EXERCISE TASK: Each line below must be set down exactly; omit any image you find.

STORED DATA:
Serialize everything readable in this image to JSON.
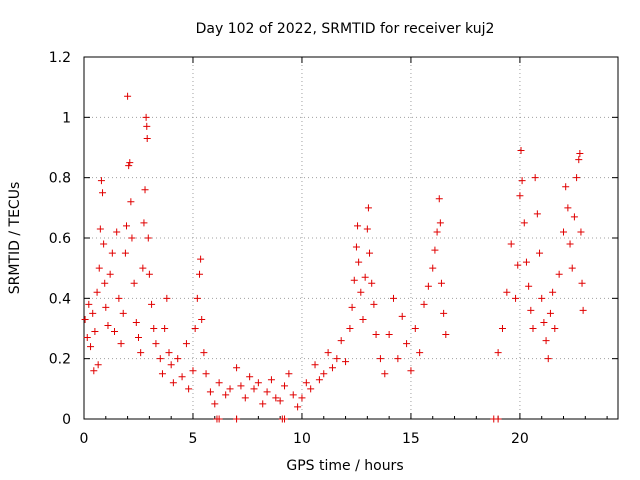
{
  "chart_data": {
    "type": "scatter",
    "title": "Day 102 of 2022, SRMTID for receiver kuj2",
    "xlabel": "GPS time / hours",
    "ylabel": "SRMTID / TECUs",
    "xlim": [
      0,
      24.5
    ],
    "ylim": [
      0,
      1.2
    ],
    "xticks": [
      0,
      5,
      10,
      15,
      20
    ],
    "xtick_labels": [
      "0",
      "5",
      "10",
      "15",
      "20"
    ],
    "yticks": [
      0,
      0.2,
      0.4,
      0.6,
      0.8,
      1,
      1.2
    ],
    "ytick_labels": [
      "0",
      "0.2",
      "0.4",
      "0.6",
      "0.8",
      "1",
      "1.2"
    ],
    "grid": true,
    "marker": "plus",
    "color": "#e00000",
    "series": [
      {
        "name": "SRMTID",
        "points": [
          [
            0.05,
            0.33
          ],
          [
            0.15,
            0.27
          ],
          [
            0.22,
            0.38
          ],
          [
            0.3,
            0.24
          ],
          [
            0.4,
            0.35
          ],
          [
            0.45,
            0.16
          ],
          [
            0.5,
            0.29
          ],
          [
            0.6,
            0.42
          ],
          [
            0.65,
            0.18
          ],
          [
            0.7,
            0.5
          ],
          [
            0.75,
            0.63
          ],
          [
            0.8,
            0.79
          ],
          [
            0.85,
            0.75
          ],
          [
            0.9,
            0.58
          ],
          [
            0.95,
            0.45
          ],
          [
            1.0,
            0.37
          ],
          [
            1.1,
            0.31
          ],
          [
            1.2,
            0.48
          ],
          [
            1.3,
            0.55
          ],
          [
            1.4,
            0.29
          ],
          [
            1.5,
            0.62
          ],
          [
            1.6,
            0.4
          ],
          [
            1.7,
            0.25
          ],
          [
            1.8,
            0.35
          ],
          [
            1.9,
            0.55
          ],
          [
            1.95,
            0.64
          ],
          [
            2.0,
            1.07
          ],
          [
            2.05,
            0.84
          ],
          [
            2.1,
            0.85
          ],
          [
            2.15,
            0.72
          ],
          [
            2.2,
            0.6
          ],
          [
            2.3,
            0.45
          ],
          [
            2.4,
            0.32
          ],
          [
            2.5,
            0.27
          ],
          [
            2.6,
            0.22
          ],
          [
            2.7,
            0.5
          ],
          [
            2.75,
            0.65
          ],
          [
            2.8,
            0.76
          ],
          [
            2.85,
            1.0
          ],
          [
            2.88,
            0.97
          ],
          [
            2.9,
            0.93
          ],
          [
            2.95,
            0.6
          ],
          [
            3.0,
            0.48
          ],
          [
            3.1,
            0.38
          ],
          [
            3.2,
            0.3
          ],
          [
            3.3,
            0.25
          ],
          [
            3.5,
            0.2
          ],
          [
            3.6,
            0.15
          ],
          [
            3.7,
            0.3
          ],
          [
            3.8,
            0.4
          ],
          [
            3.9,
            0.22
          ],
          [
            4.0,
            0.18
          ],
          [
            4.1,
            0.12
          ],
          [
            4.3,
            0.2
          ],
          [
            4.5,
            0.14
          ],
          [
            4.7,
            0.25
          ],
          [
            4.8,
            0.1
          ],
          [
            5.0,
            0.16
          ],
          [
            5.1,
            0.3
          ],
          [
            5.2,
            0.4
          ],
          [
            5.3,
            0.48
          ],
          [
            5.35,
            0.53
          ],
          [
            5.4,
            0.33
          ],
          [
            5.5,
            0.22
          ],
          [
            5.6,
            0.15
          ],
          [
            5.8,
            0.09
          ],
          [
            6.0,
            0.05
          ],
          [
            6.2,
            0.12
          ],
          [
            6.5,
            0.08
          ],
          [
            6.7,
            0.1
          ],
          [
            7.0,
            0.17
          ],
          [
            7.2,
            0.11
          ],
          [
            7.4,
            0.07
          ],
          [
            7.6,
            0.14
          ],
          [
            7.8,
            0.1
          ],
          [
            8.0,
            0.12
          ],
          [
            8.2,
            0.05
          ],
          [
            8.4,
            0.09
          ],
          [
            8.6,
            0.13
          ],
          [
            8.8,
            0.07
          ],
          [
            9.0,
            0.06
          ],
          [
            9.2,
            0.11
          ],
          [
            9.4,
            0.15
          ],
          [
            9.6,
            0.08
          ],
          [
            9.8,
            0.04
          ],
          [
            10.0,
            0.07
          ],
          [
            10.2,
            0.12
          ],
          [
            10.4,
            0.1
          ],
          [
            10.6,
            0.18
          ],
          [
            10.8,
            0.13
          ],
          [
            11.0,
            0.15
          ],
          [
            11.2,
            0.22
          ],
          [
            11.4,
            0.17
          ],
          [
            11.6,
            0.2
          ],
          [
            11.8,
            0.26
          ],
          [
            12.0,
            0.19
          ],
          [
            12.2,
            0.3
          ],
          [
            12.3,
            0.37
          ],
          [
            12.4,
            0.46
          ],
          [
            12.5,
            0.57
          ],
          [
            12.55,
            0.64
          ],
          [
            12.6,
            0.52
          ],
          [
            12.7,
            0.42
          ],
          [
            12.8,
            0.33
          ],
          [
            12.9,
            0.47
          ],
          [
            13.0,
            0.63
          ],
          [
            13.05,
            0.7
          ],
          [
            13.1,
            0.55
          ],
          [
            13.2,
            0.45
          ],
          [
            13.3,
            0.38
          ],
          [
            13.4,
            0.28
          ],
          [
            13.6,
            0.2
          ],
          [
            13.8,
            0.15
          ],
          [
            14.0,
            0.28
          ],
          [
            14.2,
            0.4
          ],
          [
            14.4,
            0.2
          ],
          [
            14.6,
            0.34
          ],
          [
            14.8,
            0.25
          ],
          [
            15.0,
            0.16
          ],
          [
            15.2,
            0.3
          ],
          [
            15.4,
            0.22
          ],
          [
            15.6,
            0.38
          ],
          [
            15.8,
            0.44
          ],
          [
            16.0,
            0.5
          ],
          [
            16.1,
            0.56
          ],
          [
            16.2,
            0.62
          ],
          [
            16.3,
            0.73
          ],
          [
            16.35,
            0.65
          ],
          [
            16.4,
            0.45
          ],
          [
            16.5,
            0.35
          ],
          [
            16.6,
            0.28
          ],
          [
            19.0,
            0.22
          ],
          [
            19.2,
            0.3
          ],
          [
            19.4,
            0.42
          ],
          [
            19.6,
            0.58
          ],
          [
            19.8,
            0.4
          ],
          [
            19.9,
            0.51
          ],
          [
            20.0,
            0.74
          ],
          [
            20.05,
            0.89
          ],
          [
            20.1,
            0.79
          ],
          [
            20.2,
            0.65
          ],
          [
            20.3,
            0.52
          ],
          [
            20.4,
            0.44
          ],
          [
            20.5,
            0.36
          ],
          [
            20.6,
            0.3
          ],
          [
            20.7,
            0.8
          ],
          [
            20.8,
            0.68
          ],
          [
            20.9,
            0.55
          ],
          [
            21.0,
            0.4
          ],
          [
            21.1,
            0.32
          ],
          [
            21.2,
            0.26
          ],
          [
            21.3,
            0.2
          ],
          [
            21.4,
            0.35
          ],
          [
            21.5,
            0.42
          ],
          [
            21.6,
            0.3
          ],
          [
            21.8,
            0.48
          ],
          [
            22.0,
            0.62
          ],
          [
            22.1,
            0.77
          ],
          [
            22.2,
            0.7
          ],
          [
            22.3,
            0.58
          ],
          [
            22.4,
            0.5
          ],
          [
            22.5,
            0.67
          ],
          [
            22.6,
            0.8
          ],
          [
            22.7,
            0.86
          ],
          [
            22.75,
            0.88
          ],
          [
            22.8,
            0.62
          ],
          [
            22.85,
            0.45
          ],
          [
            22.9,
            0.36
          ]
        ]
      }
    ],
    "zero_markers": [
      6.1,
      6.2,
      7.0,
      9.1,
      9.2,
      18.8,
      19.0
    ]
  }
}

WRITTEN REPLY:
Serialize everything readable in this image to JSON.
{
  "chart_data": {
    "type": "scatter",
    "title": "Day 102 of 2022, SRMTID for receiver kuj2",
    "xlabel": "GPS time / hours",
    "ylabel": "SRMTID / TECUs",
    "xlim": [
      0,
      24.5
    ],
    "ylim": [
      0,
      1.2
    ],
    "xticks": [
      0,
      5,
      10,
      15,
      20
    ],
    "xtick_labels": [
      "0",
      "5",
      "10",
      "15",
      "20"
    ],
    "yticks": [
      0,
      0.2,
      0.4,
      0.6,
      0.8,
      1,
      1.2
    ],
    "ytick_labels": [
      "0",
      "0.2",
      "0.4",
      "0.6",
      "0.8",
      "1",
      "1.2"
    ],
    "grid": true,
    "marker": "plus",
    "color": "#e00000",
    "series": [
      {
        "name": "SRMTID",
        "points": [
          [
            0.05,
            0.33
          ],
          [
            0.15,
            0.27
          ],
          [
            0.22,
            0.38
          ],
          [
            0.3,
            0.24
          ],
          [
            0.4,
            0.35
          ],
          [
            0.45,
            0.16
          ],
          [
            0.5,
            0.29
          ],
          [
            0.6,
            0.42
          ],
          [
            0.65,
            0.18
          ],
          [
            0.7,
            0.5
          ],
          [
            0.75,
            0.63
          ],
          [
            0.8,
            0.79
          ],
          [
            0.85,
            0.75
          ],
          [
            0.9,
            0.58
          ],
          [
            0.95,
            0.45
          ],
          [
            1.0,
            0.37
          ],
          [
            1.1,
            0.31
          ],
          [
            1.2,
            0.48
          ],
          [
            1.3,
            0.55
          ],
          [
            1.4,
            0.29
          ],
          [
            1.5,
            0.62
          ],
          [
            1.6,
            0.4
          ],
          [
            1.7,
            0.25
          ],
          [
            1.8,
            0.35
          ],
          [
            1.9,
            0.55
          ],
          [
            1.95,
            0.64
          ],
          [
            2.0,
            1.07
          ],
          [
            2.05,
            0.84
          ],
          [
            2.1,
            0.85
          ],
          [
            2.15,
            0.72
          ],
          [
            2.2,
            0.6
          ],
          [
            2.3,
            0.45
          ],
          [
            2.4,
            0.32
          ],
          [
            2.5,
            0.27
          ],
          [
            2.6,
            0.22
          ],
          [
            2.7,
            0.5
          ],
          [
            2.75,
            0.65
          ],
          [
            2.8,
            0.76
          ],
          [
            2.85,
            1.0
          ],
          [
            2.88,
            0.97
          ],
          [
            2.9,
            0.93
          ],
          [
            2.95,
            0.6
          ],
          [
            3.0,
            0.48
          ],
          [
            3.1,
            0.38
          ],
          [
            3.2,
            0.3
          ],
          [
            3.3,
            0.25
          ],
          [
            3.5,
            0.2
          ],
          [
            3.6,
            0.15
          ],
          [
            3.7,
            0.3
          ],
          [
            3.8,
            0.4
          ],
          [
            3.9,
            0.22
          ],
          [
            4.0,
            0.18
          ],
          [
            4.1,
            0.12
          ],
          [
            4.3,
            0.2
          ],
          [
            4.5,
            0.14
          ],
          [
            4.7,
            0.25
          ],
          [
            4.8,
            0.1
          ],
          [
            5.0,
            0.16
          ],
          [
            5.1,
            0.3
          ],
          [
            5.2,
            0.4
          ],
          [
            5.3,
            0.48
          ],
          [
            5.35,
            0.53
          ],
          [
            5.4,
            0.33
          ],
          [
            5.5,
            0.22
          ],
          [
            5.6,
            0.15
          ],
          [
            5.8,
            0.09
          ],
          [
            6.0,
            0.05
          ],
          [
            6.2,
            0.12
          ],
          [
            6.5,
            0.08
          ],
          [
            6.7,
            0.1
          ],
          [
            7.0,
            0.17
          ],
          [
            7.2,
            0.11
          ],
          [
            7.4,
            0.07
          ],
          [
            7.6,
            0.14
          ],
          [
            7.8,
            0.1
          ],
          [
            8.0,
            0.12
          ],
          [
            8.2,
            0.05
          ],
          [
            8.4,
            0.09
          ],
          [
            8.6,
            0.13
          ],
          [
            8.8,
            0.07
          ],
          [
            9.0,
            0.06
          ],
          [
            9.2,
            0.11
          ],
          [
            9.4,
            0.15
          ],
          [
            9.6,
            0.08
          ],
          [
            9.8,
            0.04
          ],
          [
            10.0,
            0.07
          ],
          [
            10.2,
            0.12
          ],
          [
            10.4,
            0.1
          ],
          [
            10.6,
            0.18
          ],
          [
            10.8,
            0.13
          ],
          [
            11.0,
            0.15
          ],
          [
            11.2,
            0.22
          ],
          [
            11.4,
            0.17
          ],
          [
            11.6,
            0.2
          ],
          [
            11.8,
            0.26
          ],
          [
            12.0,
            0.19
          ],
          [
            12.2,
            0.3
          ],
          [
            12.3,
            0.37
          ],
          [
            12.4,
            0.46
          ],
          [
            12.5,
            0.57
          ],
          [
            12.55,
            0.64
          ],
          [
            12.6,
            0.52
          ],
          [
            12.7,
            0.42
          ],
          [
            12.8,
            0.33
          ],
          [
            12.9,
            0.47
          ],
          [
            13.0,
            0.63
          ],
          [
            13.05,
            0.7
          ],
          [
            13.1,
            0.55
          ],
          [
            13.2,
            0.45
          ],
          [
            13.3,
            0.38
          ],
          [
            13.4,
            0.28
          ],
          [
            13.6,
            0.2
          ],
          [
            13.8,
            0.15
          ],
          [
            14.0,
            0.28
          ],
          [
            14.2,
            0.4
          ],
          [
            14.4,
            0.2
          ],
          [
            14.6,
            0.34
          ],
          [
            14.8,
            0.25
          ],
          [
            15.0,
            0.16
          ],
          [
            15.2,
            0.3
          ],
          [
            15.4,
            0.22
          ],
          [
            15.6,
            0.38
          ],
          [
            15.8,
            0.44
          ],
          [
            16.0,
            0.5
          ],
          [
            16.1,
            0.56
          ],
          [
            16.2,
            0.62
          ],
          [
            16.3,
            0.73
          ],
          [
            16.35,
            0.65
          ],
          [
            16.4,
            0.45
          ],
          [
            16.5,
            0.35
          ],
          [
            16.6,
            0.28
          ],
          [
            19.0,
            0.22
          ],
          [
            19.2,
            0.3
          ],
          [
            19.4,
            0.42
          ],
          [
            19.6,
            0.58
          ],
          [
            19.8,
            0.4
          ],
          [
            19.9,
            0.51
          ],
          [
            20.0,
            0.74
          ],
          [
            20.05,
            0.89
          ],
          [
            20.1,
            0.79
          ],
          [
            20.2,
            0.65
          ],
          [
            20.3,
            0.52
          ],
          [
            20.4,
            0.44
          ],
          [
            20.5,
            0.36
          ],
          [
            20.6,
            0.3
          ],
          [
            20.7,
            0.8
          ],
          [
            20.8,
            0.68
          ],
          [
            20.9,
            0.55
          ],
          [
            21.0,
            0.4
          ],
          [
            21.1,
            0.32
          ],
          [
            21.2,
            0.26
          ],
          [
            21.3,
            0.2
          ],
          [
            21.4,
            0.35
          ],
          [
            21.5,
            0.42
          ],
          [
            21.6,
            0.3
          ],
          [
            21.8,
            0.48
          ],
          [
            22.0,
            0.62
          ],
          [
            22.1,
            0.77
          ],
          [
            22.2,
            0.7
          ],
          [
            22.3,
            0.58
          ],
          [
            22.4,
            0.5
          ],
          [
            22.5,
            0.67
          ],
          [
            22.6,
            0.8
          ],
          [
            22.7,
            0.86
          ],
          [
            22.75,
            0.88
          ],
          [
            22.8,
            0.62
          ],
          [
            22.85,
            0.45
          ],
          [
            22.9,
            0.36
          ]
        ]
      }
    ],
    "zero_markers": [
      6.1,
      6.2,
      7.0,
      9.1,
      9.2,
      18.8,
      19.0
    ]
  }
}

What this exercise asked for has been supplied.